→ Figure data in JSON:
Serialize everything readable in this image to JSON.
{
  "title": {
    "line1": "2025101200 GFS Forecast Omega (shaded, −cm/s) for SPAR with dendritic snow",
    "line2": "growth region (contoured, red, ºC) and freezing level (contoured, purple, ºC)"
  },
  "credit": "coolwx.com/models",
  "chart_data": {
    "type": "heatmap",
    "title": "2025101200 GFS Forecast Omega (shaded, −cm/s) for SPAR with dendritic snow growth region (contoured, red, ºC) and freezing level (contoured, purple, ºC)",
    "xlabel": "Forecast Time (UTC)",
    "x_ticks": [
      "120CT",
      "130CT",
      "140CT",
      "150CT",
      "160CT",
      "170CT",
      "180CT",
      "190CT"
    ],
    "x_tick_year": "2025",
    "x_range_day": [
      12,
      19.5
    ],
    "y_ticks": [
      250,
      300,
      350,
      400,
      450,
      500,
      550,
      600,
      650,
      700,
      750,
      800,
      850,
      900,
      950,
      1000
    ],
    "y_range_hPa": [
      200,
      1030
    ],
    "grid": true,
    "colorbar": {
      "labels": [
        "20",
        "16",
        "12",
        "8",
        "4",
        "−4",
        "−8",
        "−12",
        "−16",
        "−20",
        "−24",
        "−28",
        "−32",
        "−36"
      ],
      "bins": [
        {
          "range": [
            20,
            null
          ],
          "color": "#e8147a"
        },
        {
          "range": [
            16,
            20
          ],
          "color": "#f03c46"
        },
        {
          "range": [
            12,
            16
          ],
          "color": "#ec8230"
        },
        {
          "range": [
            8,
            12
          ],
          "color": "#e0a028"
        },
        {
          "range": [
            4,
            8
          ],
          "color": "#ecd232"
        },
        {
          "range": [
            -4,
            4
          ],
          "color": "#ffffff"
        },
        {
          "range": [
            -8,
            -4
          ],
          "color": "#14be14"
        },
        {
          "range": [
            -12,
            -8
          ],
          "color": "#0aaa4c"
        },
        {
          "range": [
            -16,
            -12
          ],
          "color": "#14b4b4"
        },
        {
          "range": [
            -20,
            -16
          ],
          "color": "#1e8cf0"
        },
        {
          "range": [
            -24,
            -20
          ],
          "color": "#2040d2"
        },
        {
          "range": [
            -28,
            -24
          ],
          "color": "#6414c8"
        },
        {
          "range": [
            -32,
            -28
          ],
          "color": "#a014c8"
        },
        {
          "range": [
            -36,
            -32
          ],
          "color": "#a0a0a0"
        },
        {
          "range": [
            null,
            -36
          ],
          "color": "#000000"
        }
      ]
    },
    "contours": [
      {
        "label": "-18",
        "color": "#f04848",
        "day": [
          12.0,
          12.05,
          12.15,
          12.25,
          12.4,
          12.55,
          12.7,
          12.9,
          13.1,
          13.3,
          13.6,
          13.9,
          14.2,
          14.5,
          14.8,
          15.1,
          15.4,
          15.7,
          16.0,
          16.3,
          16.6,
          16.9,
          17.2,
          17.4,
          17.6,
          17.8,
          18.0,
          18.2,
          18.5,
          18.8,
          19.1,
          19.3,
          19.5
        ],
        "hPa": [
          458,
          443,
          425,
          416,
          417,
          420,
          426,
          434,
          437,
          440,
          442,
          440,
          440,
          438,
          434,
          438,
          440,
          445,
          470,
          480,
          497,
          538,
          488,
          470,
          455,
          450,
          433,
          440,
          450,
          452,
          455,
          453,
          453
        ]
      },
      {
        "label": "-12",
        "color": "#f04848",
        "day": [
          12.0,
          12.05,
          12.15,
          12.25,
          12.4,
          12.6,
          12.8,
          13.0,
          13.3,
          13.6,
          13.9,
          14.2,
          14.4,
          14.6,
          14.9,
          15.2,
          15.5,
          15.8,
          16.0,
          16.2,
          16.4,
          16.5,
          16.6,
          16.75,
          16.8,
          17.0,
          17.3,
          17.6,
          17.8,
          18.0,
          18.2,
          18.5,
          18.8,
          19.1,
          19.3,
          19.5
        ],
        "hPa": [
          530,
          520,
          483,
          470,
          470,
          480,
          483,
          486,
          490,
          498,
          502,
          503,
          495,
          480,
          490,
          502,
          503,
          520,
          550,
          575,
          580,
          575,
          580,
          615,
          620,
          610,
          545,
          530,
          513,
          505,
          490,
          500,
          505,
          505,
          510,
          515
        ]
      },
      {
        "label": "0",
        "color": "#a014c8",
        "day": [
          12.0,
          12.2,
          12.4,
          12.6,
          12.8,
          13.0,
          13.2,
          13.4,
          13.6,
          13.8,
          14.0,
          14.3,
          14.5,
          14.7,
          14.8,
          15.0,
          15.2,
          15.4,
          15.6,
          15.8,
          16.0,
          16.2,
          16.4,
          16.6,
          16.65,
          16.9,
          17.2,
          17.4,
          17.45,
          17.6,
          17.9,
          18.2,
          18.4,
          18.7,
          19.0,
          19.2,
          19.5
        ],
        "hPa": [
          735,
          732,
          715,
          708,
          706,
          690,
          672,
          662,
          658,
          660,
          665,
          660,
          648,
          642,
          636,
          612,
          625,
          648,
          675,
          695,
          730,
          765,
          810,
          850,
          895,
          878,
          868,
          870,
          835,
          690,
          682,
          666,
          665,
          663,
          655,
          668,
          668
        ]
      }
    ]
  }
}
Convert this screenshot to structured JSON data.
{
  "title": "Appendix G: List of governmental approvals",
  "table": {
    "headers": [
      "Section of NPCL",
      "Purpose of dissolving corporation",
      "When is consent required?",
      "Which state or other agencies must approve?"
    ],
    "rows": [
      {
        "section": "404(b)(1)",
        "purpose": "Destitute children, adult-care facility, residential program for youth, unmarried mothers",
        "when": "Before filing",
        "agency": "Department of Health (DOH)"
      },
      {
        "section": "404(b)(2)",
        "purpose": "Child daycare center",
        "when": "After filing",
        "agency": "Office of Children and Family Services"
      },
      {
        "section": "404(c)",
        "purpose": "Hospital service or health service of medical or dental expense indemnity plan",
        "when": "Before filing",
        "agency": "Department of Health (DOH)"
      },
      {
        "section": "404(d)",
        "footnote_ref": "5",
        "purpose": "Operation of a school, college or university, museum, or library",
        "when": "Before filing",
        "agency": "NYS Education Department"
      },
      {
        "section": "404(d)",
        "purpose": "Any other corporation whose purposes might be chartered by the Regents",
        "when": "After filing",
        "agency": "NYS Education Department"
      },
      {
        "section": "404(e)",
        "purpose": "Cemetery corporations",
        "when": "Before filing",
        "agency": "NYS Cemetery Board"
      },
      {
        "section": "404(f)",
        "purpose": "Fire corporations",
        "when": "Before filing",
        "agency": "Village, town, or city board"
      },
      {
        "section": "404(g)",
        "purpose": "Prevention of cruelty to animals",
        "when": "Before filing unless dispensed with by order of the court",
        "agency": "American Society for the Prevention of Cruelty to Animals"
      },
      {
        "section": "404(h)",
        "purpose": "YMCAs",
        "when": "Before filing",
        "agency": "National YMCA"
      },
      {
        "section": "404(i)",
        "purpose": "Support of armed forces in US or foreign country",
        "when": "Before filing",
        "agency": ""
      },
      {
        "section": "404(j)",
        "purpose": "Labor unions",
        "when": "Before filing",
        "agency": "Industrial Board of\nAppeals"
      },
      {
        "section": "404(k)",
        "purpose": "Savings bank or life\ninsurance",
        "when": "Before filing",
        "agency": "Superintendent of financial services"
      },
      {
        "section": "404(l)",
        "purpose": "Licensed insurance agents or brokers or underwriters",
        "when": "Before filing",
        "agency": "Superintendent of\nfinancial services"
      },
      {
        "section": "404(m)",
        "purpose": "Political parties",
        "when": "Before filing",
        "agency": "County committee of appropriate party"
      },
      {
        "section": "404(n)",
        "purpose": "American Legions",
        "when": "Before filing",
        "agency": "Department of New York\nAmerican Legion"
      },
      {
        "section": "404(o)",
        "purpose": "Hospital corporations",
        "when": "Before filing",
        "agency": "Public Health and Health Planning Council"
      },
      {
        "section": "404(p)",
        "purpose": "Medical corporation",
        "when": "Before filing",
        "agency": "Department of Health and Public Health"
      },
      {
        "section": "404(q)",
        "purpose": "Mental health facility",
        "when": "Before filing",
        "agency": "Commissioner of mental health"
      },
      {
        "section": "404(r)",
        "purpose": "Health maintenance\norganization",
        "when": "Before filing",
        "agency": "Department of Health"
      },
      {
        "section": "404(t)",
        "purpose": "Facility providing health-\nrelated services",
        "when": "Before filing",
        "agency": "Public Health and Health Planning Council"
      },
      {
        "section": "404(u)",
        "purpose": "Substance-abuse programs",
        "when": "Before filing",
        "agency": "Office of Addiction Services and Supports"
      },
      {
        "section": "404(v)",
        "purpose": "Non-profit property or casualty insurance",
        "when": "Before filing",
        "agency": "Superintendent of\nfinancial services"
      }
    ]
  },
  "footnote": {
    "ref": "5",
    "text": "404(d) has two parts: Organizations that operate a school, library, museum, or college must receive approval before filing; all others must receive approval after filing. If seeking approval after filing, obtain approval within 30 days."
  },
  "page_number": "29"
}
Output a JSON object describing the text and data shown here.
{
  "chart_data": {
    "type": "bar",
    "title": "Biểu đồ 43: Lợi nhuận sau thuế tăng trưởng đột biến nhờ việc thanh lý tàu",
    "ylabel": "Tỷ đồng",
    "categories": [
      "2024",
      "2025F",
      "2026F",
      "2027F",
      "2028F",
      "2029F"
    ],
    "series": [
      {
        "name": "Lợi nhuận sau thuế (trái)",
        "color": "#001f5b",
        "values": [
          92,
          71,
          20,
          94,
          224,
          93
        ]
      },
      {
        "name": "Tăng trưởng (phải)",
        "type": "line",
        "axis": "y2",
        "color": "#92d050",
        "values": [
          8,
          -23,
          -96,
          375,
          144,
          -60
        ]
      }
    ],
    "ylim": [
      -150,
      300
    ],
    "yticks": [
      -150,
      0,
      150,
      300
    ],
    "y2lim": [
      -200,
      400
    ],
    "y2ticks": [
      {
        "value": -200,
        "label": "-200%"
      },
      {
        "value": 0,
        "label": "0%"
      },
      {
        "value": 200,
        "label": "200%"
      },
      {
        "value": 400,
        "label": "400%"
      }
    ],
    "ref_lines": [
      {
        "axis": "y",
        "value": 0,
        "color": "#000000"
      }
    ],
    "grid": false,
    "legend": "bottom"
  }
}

→ What to produce:
Scan the material above for the string "Hospital" and return the lines that hold it.

→ Answer to this problem:
        "purpose": "Hospital service or health service of medical or dental expense indemnity plan",
        "purpose": "Hospital corporations",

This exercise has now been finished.